• [Your instructions] Reproduce every entry below precisely. Pictures are excluded from the copy.

###

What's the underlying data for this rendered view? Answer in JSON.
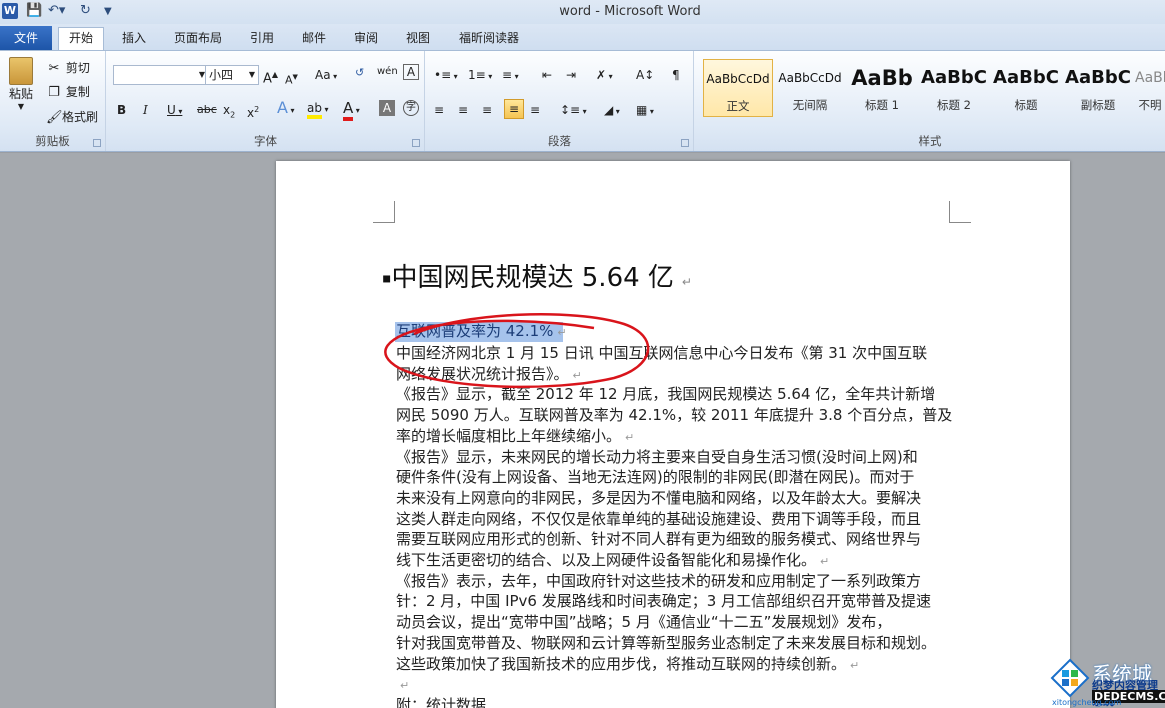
{
  "window": {
    "title": "word - Microsoft Word",
    "logo": "W"
  },
  "tabs": {
    "file": "文件",
    "home": "开始",
    "insert": "插入",
    "layout": "页面布局",
    "references": "引用",
    "mailings": "邮件",
    "review": "审阅",
    "view": "视图",
    "reader": "福昕阅读器"
  },
  "clipboard": {
    "paste": "粘贴",
    "cut": "剪切",
    "copy": "复制",
    "format_painter": "格式刷",
    "label": "剪贴板"
  },
  "font": {
    "name": "",
    "size": "小四",
    "label": "字体",
    "aa": "Aa"
  },
  "paragraph": {
    "label": "段落"
  },
  "styles": {
    "label": "样式",
    "items": [
      {
        "sample": "AaBbCcDd",
        "name": "正文"
      },
      {
        "sample": "AaBbCcDd",
        "name": "无间隔"
      },
      {
        "sample": "AaBb",
        "name": "标题 1"
      },
      {
        "sample": "AaBbC",
        "name": "标题 2"
      },
      {
        "sample": "AaBbC",
        "name": "标题"
      },
      {
        "sample": "AaBbC",
        "name": "副标题"
      },
      {
        "sample": "AaBbC",
        "name": "不明"
      }
    ]
  },
  "document": {
    "heading": "中国网民规模达 5.64 亿",
    "selected": "互联网普及率为 42.1%",
    "lines": [
      "中国经济网北京 1 月 15 日讯 中国互联网信息中心今日发布《第 31 次中国互联",
      "网络发展状况统计报告》。",
      "《报告》显示，截至 2012 年 12 月底，我国网民规模达 5.64 亿，全年共计新增",
      "网民 5090 万人。互联网普及率为 42.1%，较 2011 年底提升 3.8 个百分点，普及",
      "率的增长幅度相比上年继续缩小。",
      "《报告》显示，未来网民的增长动力将主要来自受自身生活习惯(没时间上网)和",
      "硬件条件(没有上网设备、当地无法连网)的限制的非网民(即潜在网民)。而对于",
      "未来没有上网意向的非网民，多是因为不懂电脑和网络，以及年龄太大。要解决",
      "这类人群走向网络，不仅仅是依靠单纯的基础设施建设、费用下调等手段，而且",
      "需要互联网应用形式的创新、针对不同人群有更为细致的服务模式、网络世界与",
      "线下生活更密切的结合、以及上网硬件设备智能化和易操作化。",
      "《报告》表示，去年，中国政府针对这些技术的研发和应用制定了一系列政策方",
      "针：2 月，中国 IPv6 发展路线和时间表确定；3 月工信部组织召开宽带普及提速",
      "动员会议，提出“宽带中国”战略；5 月《通信业“十二五”发展规划》发布，",
      "针对我国宽带普及、物联网和云计算等新型服务业态制定了未来发展目标和规划。",
      "这些政策加快了我国新技术的应用步伐，将推动互联网的持续创新。",
      "",
      "附：统计数据"
    ]
  },
  "watermark": {
    "brand": "系统城",
    "site": "xitongcheng.com",
    "cms": "织梦内容管理系统",
    "url": "DEDECMS.COM"
  },
  "colors": {
    "accent": "#1d55a8",
    "selection": "#a6c3ec",
    "circle": "#d9141b"
  }
}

###

• [Correct result]
What's the underlying data for this rendered view? Answer in JSON.
{
  "window": {
    "title": "word - Microsoft Word",
    "logo": "W"
  },
  "tabs": {
    "file": "文件",
    "home": "开始",
    "insert": "插入",
    "layout": "页面布局",
    "references": "引用",
    "mailings": "邮件",
    "review": "审阅",
    "view": "视图",
    "reader": "福昕阅读器"
  },
  "clipboard": {
    "paste": "粘贴",
    "cut": "剪切",
    "copy": "复制",
    "format_painter": "格式刷",
    "label": "剪贴板"
  },
  "font": {
    "name": "",
    "size": "小四",
    "label": "字体",
    "aa": "Aa"
  },
  "paragraph": {
    "label": "段落"
  },
  "styles": {
    "label": "样式",
    "items": [
      {
        "sample": "AaBbCcDd",
        "name": "正文"
      },
      {
        "sample": "AaBbCcDd",
        "name": "无间隔"
      },
      {
        "sample": "AaBb",
        "name": "标题 1"
      },
      {
        "sample": "AaBbC",
        "name": "标题 2"
      },
      {
        "sample": "AaBbC",
        "name": "标题"
      },
      {
        "sample": "AaBbC",
        "name": "副标题"
      },
      {
        "sample": "AaBbC",
        "name": "不明"
      }
    ]
  },
  "document": {
    "heading": "中国网民规模达 5.64 亿",
    "selected": "互联网普及率为 42.1%",
    "lines": [
      "中国经济网北京 1 月 15 日讯 中国互联网信息中心今日发布《第 31 次中国互联",
      "网络发展状况统计报告》。",
      "《报告》显示，截至 2012 年 12 月底，我国网民规模达 5.64 亿，全年共计新增",
      "网民 5090 万人。互联网普及率为 42.1%，较 2011 年底提升 3.8 个百分点，普及",
      "率的增长幅度相比上年继续缩小。",
      "《报告》显示，未来网民的增长动力将主要来自受自身生活习惯(没时间上网)和",
      "硬件条件(没有上网设备、当地无法连网)的限制的非网民(即潜在网民)。而对于",
      "未来没有上网意向的非网民，多是因为不懂电脑和网络，以及年龄太大。要解决",
      "这类人群走向网络，不仅仅是依靠单纯的基础设施建设、费用下调等手段，而且",
      "需要互联网应用形式的创新、针对不同人群有更为细致的服务模式、网络世界与",
      "线下生活更密切的结合、以及上网硬件设备智能化和易操作化。",
      "《报告》表示，去年，中国政府针对这些技术的研发和应用制定了一系列政策方",
      "针：2 月，中国 IPv6 发展路线和时间表确定；3 月工信部组织召开宽带普及提速",
      "动员会议，提出“宽带中国”战略；5 月《通信业“十二五”发展规划》发布，",
      "针对我国宽带普及、物联网和云计算等新型服务业态制定了未来发展目标和规划。",
      "这些政策加快了我国新技术的应用步伐，将推动互联网的持续创新。",
      "",
      "附：统计数据"
    ]
  },
  "watermark": {
    "brand": "系统城",
    "site": "xitongcheng.com",
    "cms": "织梦内容管理系统",
    "url": "DEDECMS.COM"
  },
  "colors": {
    "accent": "#1d55a8",
    "selection": "#a6c3ec",
    "circle": "#d9141b"
  }
}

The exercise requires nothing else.